::: Dataset entries :::

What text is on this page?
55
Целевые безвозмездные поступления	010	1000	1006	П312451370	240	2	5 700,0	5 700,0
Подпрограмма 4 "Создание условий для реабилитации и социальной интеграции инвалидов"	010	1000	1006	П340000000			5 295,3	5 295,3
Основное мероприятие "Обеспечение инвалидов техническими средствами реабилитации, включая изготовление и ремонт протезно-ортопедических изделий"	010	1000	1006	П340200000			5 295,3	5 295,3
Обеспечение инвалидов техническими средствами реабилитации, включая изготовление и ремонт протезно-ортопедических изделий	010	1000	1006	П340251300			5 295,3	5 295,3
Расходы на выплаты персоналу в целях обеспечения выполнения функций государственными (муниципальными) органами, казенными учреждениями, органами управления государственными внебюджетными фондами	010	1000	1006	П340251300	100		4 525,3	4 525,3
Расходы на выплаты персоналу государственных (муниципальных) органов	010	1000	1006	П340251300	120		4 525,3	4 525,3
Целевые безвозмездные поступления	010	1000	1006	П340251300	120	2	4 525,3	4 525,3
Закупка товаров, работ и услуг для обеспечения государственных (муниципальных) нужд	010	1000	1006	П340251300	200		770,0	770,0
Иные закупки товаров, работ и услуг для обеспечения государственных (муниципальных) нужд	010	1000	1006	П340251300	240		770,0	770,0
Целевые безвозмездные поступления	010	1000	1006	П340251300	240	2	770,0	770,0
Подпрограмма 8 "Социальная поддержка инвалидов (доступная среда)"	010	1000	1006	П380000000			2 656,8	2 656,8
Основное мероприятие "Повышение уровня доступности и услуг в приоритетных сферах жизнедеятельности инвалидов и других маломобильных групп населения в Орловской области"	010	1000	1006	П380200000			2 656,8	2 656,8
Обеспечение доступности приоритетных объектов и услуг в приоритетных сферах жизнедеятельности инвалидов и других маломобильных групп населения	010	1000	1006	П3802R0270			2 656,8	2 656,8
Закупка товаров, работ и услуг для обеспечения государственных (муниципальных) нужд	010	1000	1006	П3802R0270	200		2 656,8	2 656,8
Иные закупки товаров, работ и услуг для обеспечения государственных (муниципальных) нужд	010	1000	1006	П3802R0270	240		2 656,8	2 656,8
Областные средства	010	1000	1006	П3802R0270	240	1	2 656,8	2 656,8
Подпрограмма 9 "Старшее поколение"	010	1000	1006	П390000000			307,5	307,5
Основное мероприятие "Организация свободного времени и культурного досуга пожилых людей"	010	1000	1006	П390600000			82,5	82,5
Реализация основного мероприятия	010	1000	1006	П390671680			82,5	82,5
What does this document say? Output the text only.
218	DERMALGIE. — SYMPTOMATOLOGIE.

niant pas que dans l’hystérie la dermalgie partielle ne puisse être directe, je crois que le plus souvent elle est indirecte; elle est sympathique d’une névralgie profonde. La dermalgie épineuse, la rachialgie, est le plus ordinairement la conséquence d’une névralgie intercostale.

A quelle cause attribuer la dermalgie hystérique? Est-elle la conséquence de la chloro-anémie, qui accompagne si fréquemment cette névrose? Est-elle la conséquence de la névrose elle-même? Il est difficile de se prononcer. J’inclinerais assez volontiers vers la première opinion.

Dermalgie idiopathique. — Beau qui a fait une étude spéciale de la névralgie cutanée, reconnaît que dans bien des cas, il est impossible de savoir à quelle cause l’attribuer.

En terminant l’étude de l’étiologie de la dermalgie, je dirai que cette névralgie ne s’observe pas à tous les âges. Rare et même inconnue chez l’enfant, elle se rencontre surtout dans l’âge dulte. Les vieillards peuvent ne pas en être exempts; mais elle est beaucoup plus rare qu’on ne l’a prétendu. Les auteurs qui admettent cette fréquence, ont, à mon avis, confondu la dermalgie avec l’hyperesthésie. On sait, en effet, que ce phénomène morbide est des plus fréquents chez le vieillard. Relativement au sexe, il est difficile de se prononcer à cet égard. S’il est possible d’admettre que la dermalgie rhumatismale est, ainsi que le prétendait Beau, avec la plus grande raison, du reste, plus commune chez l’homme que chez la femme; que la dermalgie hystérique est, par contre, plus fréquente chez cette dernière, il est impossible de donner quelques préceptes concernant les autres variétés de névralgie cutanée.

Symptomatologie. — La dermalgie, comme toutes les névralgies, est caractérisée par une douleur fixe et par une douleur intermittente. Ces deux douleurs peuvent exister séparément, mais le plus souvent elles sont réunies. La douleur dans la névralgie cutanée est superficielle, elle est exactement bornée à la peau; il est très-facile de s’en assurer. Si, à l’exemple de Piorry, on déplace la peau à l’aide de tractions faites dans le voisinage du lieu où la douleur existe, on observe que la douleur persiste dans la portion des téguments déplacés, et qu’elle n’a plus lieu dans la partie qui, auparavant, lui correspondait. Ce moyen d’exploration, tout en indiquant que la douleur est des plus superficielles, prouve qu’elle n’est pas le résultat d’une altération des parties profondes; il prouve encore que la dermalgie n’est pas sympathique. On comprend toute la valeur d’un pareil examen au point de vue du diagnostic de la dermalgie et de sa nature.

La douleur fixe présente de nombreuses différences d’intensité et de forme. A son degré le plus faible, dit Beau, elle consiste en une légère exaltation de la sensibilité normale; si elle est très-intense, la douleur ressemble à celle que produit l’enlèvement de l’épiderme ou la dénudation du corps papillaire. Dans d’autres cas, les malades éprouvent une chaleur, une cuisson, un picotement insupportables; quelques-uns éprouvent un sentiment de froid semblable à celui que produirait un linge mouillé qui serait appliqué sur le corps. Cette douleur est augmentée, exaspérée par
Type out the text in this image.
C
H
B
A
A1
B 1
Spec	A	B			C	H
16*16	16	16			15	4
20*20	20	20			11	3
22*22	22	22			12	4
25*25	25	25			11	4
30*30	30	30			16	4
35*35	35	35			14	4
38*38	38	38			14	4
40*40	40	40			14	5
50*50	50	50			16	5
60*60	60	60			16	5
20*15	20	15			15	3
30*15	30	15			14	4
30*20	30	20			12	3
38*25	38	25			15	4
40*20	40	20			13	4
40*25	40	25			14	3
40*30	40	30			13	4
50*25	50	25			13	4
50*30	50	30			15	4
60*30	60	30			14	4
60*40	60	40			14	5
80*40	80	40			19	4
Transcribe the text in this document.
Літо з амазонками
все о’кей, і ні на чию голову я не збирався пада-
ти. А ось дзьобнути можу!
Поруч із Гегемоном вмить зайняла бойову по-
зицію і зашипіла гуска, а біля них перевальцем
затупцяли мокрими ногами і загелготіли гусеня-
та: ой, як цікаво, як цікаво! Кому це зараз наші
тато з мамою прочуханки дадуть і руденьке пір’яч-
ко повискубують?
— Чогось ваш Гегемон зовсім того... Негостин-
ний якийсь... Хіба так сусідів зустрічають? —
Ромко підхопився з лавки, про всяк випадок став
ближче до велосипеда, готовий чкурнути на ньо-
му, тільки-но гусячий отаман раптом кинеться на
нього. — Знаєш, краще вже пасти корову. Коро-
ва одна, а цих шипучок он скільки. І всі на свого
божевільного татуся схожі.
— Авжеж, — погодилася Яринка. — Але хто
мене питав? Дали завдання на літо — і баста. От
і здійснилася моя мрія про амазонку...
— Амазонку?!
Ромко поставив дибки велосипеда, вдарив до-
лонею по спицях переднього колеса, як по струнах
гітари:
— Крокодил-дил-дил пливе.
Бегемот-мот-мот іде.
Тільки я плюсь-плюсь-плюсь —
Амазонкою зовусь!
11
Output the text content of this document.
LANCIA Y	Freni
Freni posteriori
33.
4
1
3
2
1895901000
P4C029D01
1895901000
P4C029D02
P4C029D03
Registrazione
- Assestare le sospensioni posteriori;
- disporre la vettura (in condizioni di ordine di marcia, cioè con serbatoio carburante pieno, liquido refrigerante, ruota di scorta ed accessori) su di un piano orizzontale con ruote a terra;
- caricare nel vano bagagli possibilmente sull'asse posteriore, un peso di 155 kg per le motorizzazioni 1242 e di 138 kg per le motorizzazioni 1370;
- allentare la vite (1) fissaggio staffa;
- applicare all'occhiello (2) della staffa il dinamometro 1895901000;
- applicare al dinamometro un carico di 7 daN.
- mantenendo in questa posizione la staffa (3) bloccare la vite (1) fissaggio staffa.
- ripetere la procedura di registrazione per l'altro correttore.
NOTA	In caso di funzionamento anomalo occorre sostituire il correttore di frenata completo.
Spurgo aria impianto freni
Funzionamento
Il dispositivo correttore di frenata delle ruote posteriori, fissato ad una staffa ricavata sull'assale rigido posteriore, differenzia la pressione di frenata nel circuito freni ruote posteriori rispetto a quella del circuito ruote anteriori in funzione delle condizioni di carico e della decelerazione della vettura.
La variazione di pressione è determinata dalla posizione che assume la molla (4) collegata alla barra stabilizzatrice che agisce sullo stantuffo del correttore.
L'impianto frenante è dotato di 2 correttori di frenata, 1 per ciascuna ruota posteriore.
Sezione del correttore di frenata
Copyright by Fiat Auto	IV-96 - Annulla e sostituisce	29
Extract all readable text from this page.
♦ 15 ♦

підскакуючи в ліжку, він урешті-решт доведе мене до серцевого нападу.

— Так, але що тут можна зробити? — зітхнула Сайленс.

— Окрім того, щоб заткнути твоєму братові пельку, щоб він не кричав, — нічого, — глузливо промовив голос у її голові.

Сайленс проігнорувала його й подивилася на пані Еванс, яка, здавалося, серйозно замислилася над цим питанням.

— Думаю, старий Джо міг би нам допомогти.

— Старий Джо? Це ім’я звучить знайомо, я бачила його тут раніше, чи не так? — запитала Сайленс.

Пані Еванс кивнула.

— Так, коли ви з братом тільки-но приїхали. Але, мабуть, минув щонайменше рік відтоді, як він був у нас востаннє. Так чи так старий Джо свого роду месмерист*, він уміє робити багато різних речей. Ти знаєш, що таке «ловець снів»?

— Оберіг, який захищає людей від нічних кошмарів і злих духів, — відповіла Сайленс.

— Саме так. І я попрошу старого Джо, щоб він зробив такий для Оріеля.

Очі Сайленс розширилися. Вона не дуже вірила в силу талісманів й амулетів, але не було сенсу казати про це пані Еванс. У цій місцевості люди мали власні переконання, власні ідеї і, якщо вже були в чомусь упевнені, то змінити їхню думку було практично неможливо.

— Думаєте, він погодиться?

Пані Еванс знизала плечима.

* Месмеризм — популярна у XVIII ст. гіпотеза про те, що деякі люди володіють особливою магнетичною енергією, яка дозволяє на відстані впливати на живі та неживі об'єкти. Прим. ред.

:::

* Exercise instructions
On how many lines does the word "групп" appear? Answer with only the number.

* Solved problem
2